REQUIRED WORK: Each line should be copied exactly.

[START OF ENTRIES]

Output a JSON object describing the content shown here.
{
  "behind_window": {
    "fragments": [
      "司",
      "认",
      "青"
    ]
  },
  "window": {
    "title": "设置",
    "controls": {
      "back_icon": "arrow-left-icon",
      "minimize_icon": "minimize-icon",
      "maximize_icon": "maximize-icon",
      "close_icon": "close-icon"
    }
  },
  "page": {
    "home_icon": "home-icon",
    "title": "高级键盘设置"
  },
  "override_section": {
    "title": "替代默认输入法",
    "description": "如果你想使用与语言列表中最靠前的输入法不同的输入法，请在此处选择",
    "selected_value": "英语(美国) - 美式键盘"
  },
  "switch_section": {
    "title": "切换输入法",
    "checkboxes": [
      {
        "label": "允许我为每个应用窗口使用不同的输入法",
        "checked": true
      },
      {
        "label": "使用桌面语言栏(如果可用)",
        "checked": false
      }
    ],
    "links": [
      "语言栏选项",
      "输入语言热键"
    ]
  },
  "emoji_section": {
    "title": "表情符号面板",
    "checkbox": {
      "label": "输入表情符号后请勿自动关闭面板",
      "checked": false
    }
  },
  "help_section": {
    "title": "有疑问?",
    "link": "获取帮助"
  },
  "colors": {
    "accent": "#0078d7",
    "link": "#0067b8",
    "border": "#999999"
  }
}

[END OF ENTRIES]

SOLVED PROBLEM:
Output a JSON object describing the content shown here.
{
  "behind_window": {
    "fragments": [
      "司",
      "认",
      "青"
    ]
  },
  "window": {
    "title": "设置",
    "controls": {
      "back_icon": "arrow-left-icon",
      "minimize_icon": "minimize-icon",
      "maximize_icon": "maximize-icon",
      "close_icon": "close-icon"
    }
  },
  "page": {
    "home_icon": "home-icon",
    "title": "高级键盘设置"
  },
  "override_section": {
    "title": "替代默认输入法",
    "description": "如果你想使用与语言列表中最靠前的输入法不同的输入法，请在此处选择",
    "selected_value": "英语(美国) - 美式键盘"
  },
  "switch_section": {
    "title": "切换输入法",
    "checkboxes": [
      {
        "label": "允许我为每个应用窗口使用不同的输入法",
        "checked": true
      },
      {
        "label": "使用桌面语言栏(如果可用)",
        "checked": false
      }
    ],
    "links": [
      "语言栏选项",
      "输入语言热键"
    ]
  },
  "emoji_section": {
    "title": "表情符号面板",
    "checkbox": {
      "label": "输入表情符号后请勿自动关闭面板",
      "checked": false
    }
  },
  "help_section": {
    "title": "有疑问?",
    "link": "获取帮助"
  },
  "colors": {
    "accent": "#0078d7",
    "link": "#0067b8",
    "border": "#999999"
  }
}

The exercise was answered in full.